Complete the following:
[a] Revise the forum thread about HH trip worries between "## edelweiss (Apr" and "glass of wine!", inclusive, replacing "wine" with "tea".
[b] Carry the forum thread about HH trip worries forward from its last line.

Document extract:
+++

# HH Worries



## lmillette (Apr 23, 2012)

So I'm starting to get anxious about my HH trip. I'm worried about two main things.

1. Flying with Opey. I am so anxious about this! I don't want him to be traumatized by the flights there and back. And it's going to be long and very busy weekend for him.

2. This is going to sound really strange or funny but I am worried about fleas, especially them being in the hotel room. I fear Opey will get fleas and that I will bring them home. I had fleas once when I lived in FL briefly and it was the worst nightmare EVER and I can't possibly go through that again!

I know I must sound nuts but I can't help but worry about these two things!! Any words of encouragement or advice?


----------



## edelweiss (Apr 23, 2010)

Lindsay, two ideas to consider:
1. Give Opey a dose of Benadry about an hour before departing. . . and give his mom a nice glass of wine!
2. Bring along a spray bottle of Frontline Plus & spray around your room. I just checked & there are no reportings of bed-bugs in this hotel on the bed-bug site. I would assume then there are no fleas, but just to make you feel better bring the spray. I get there on the Sat. so I will ask the hotel management to check your room and make certain there are no fleas. Can you send me your last name by PM so I can do that for you?
Remember that most of our fears are irrational but they are still real! Any pup can pick up a flea anywhere in or outside. You may want to give Opey a bath in Dawn before returning home. There is a place in HH where you can go & do bathing a' la cart. I can show you where it is as I will be picking up some churpie chews there!


----------



## LuvMyBoys (Jan 2, 2012)

Good advice from Sandi. You figure out what you need and I'll have it in the car when I pick you up at the airport. I didn't know Dawn took care of fleas!

I am giving Jasper Frontline for the first time, don't really know how much to give him and how many days before the trip to give it to him. I need to do some research. And them I'm scared it'll make him sick, hate trying anything for the first time. 

One thing about the Benedryl, I learned the hard way. To some it is a sedative, to others a stimulant. My oldest son would fall asleep just seeing the bottle. Gave it to my second son for the first time at the age of three in the airport before a flight to FL. He bounced off the seats and walls for an hour and a half. If you are going to try that with Opey, give him a trial run to see how he does with it first!


----------



## SammieMom (Nov 13, 2010)

Laura,
I was asking same question about FP. I bought lowest dose per weight, and asked my Vet and searched on SM, and I used the entire vial, with no issues. Otherwise you might not get full protection. It works in hr or so, and last 30 days. If your bathing them before leaving, best to bath them 1 day prior to putting FP on dog for best results. It did not make mine sick. Might, but prob very rare. It's kinda wet/greasy at first. It will be dry the next day.


----------



## lmillette (Apr 23, 2012)

+++

Rows excerpted from a collection:
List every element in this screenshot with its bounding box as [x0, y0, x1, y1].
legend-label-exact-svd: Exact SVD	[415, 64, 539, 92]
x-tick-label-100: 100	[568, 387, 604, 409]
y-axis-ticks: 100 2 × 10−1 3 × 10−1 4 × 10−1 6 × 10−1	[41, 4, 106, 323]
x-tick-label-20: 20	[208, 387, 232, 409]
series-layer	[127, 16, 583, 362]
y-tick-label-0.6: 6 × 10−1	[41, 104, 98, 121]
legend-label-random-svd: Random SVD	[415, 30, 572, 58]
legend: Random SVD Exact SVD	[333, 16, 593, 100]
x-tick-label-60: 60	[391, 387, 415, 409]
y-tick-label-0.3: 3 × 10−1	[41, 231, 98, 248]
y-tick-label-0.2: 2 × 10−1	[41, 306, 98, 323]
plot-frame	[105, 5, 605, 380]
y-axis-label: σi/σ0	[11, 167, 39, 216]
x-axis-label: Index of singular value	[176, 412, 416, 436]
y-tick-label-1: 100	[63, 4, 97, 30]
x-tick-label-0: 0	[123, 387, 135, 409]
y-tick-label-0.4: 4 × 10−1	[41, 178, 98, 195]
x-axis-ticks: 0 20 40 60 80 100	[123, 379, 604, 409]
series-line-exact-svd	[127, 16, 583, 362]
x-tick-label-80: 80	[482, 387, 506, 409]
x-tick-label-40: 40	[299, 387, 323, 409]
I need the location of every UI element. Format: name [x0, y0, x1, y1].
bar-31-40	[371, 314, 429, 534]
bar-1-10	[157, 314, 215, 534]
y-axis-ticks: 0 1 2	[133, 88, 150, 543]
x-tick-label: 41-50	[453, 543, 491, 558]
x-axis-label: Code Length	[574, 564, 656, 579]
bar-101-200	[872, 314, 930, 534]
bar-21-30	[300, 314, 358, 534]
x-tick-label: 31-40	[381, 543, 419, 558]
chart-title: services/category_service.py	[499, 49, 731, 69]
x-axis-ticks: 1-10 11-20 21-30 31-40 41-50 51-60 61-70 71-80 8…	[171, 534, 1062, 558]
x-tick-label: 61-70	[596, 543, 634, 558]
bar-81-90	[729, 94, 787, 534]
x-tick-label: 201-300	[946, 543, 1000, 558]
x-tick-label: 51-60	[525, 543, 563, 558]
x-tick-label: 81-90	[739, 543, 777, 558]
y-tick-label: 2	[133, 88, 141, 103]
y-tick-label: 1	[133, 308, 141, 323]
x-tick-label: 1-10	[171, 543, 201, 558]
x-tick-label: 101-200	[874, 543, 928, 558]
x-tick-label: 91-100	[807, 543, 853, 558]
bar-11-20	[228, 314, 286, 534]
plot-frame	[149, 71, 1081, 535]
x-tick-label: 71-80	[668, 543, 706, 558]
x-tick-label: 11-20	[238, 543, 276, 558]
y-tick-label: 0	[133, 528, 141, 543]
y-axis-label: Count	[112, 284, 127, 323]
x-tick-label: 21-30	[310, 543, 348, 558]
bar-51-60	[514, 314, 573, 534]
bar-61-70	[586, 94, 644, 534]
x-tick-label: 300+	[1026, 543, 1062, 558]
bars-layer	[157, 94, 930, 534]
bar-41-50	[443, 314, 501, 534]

+++

Task results:
[a]
## edelweiss (Apr 23, 2010)

Lindsay, two ideas to consider:
1. Give Opey a dose of Benadry about an hour before departing. . . and give his mom a nice glass of tea!

[b]
LuvMyBoys said:


> Good advice from Sandi. You figure out what you need and I'll have it in the car when I pick you up at the airport. I didn't know Dawn took care of fleas!
> 
> I am giving Jasper Frontline for the first time, don't really know how much to give him and how many days before the trip to give it to him. I need to do some research. And them I'm scared it'll make him sick, hate trying anything for the first time.
> 
> One thing about the Benedryl, I learned the hard way. To some it is a sedative, to others a stimulant. My oldest son would fall asleep just seeing the bottle. Gave it to my second son for the first time at the age of three in the airport before a flight to FL. He bounced off the seats and walls for an hour and a half. If you are going to try that with Opey, give him a trial run to see how he does with it first!


I'm nuts, huh? :huh: For the Frontline, if he hasn't had it on yet then I would give it to him a week before the trip. I put the full applicator on Opey. If He has had a treatment already, then you need to wait the month to give him another dose. Opey gets his on the 19th of every month so Opey actually won't get a dose before we leave. 

I definitely plan on giving Opey a trial run probably this upcoming weekend because I wouldn't want him to have a bad reaction to it in the air on the plane!


----------



## aprilb (Jul 9, 2010)

Lindsay, I was also going to suggest giving Benadryl..dogs tolerate it better than people do. Call your vet and ask for dosage and if he could recommend anything else for Opey to make the trip smoother for him. Remember, if you are anxious, Opey will pick up on your anxiety and feel anxious with you. I have already been to HH twice with my Maltese..and never had a flea issue. I stayed in a condo the first time and that was in July. When I went to the last HH meetup, I stayed at the Quality Inn. It was very clean and comfortable and no fleas..free breakfast for us peeps, too. As a precaution, whenever I take my babies on a trip, I pre-treat with Frontline Plus a few days before leaving. I do not use Frontline routinely, though. :wub::wub:


----------



## sassy's mommy (Aug 29, 2005)

You could purchase a CapStar pill before your trip. Then give it to him the night before you leave. CapStar only works for 24 hrs. and starts killing fleas within 30 minutes of ingesting the pill.


----------



## lmillette (Apr 23, 2012)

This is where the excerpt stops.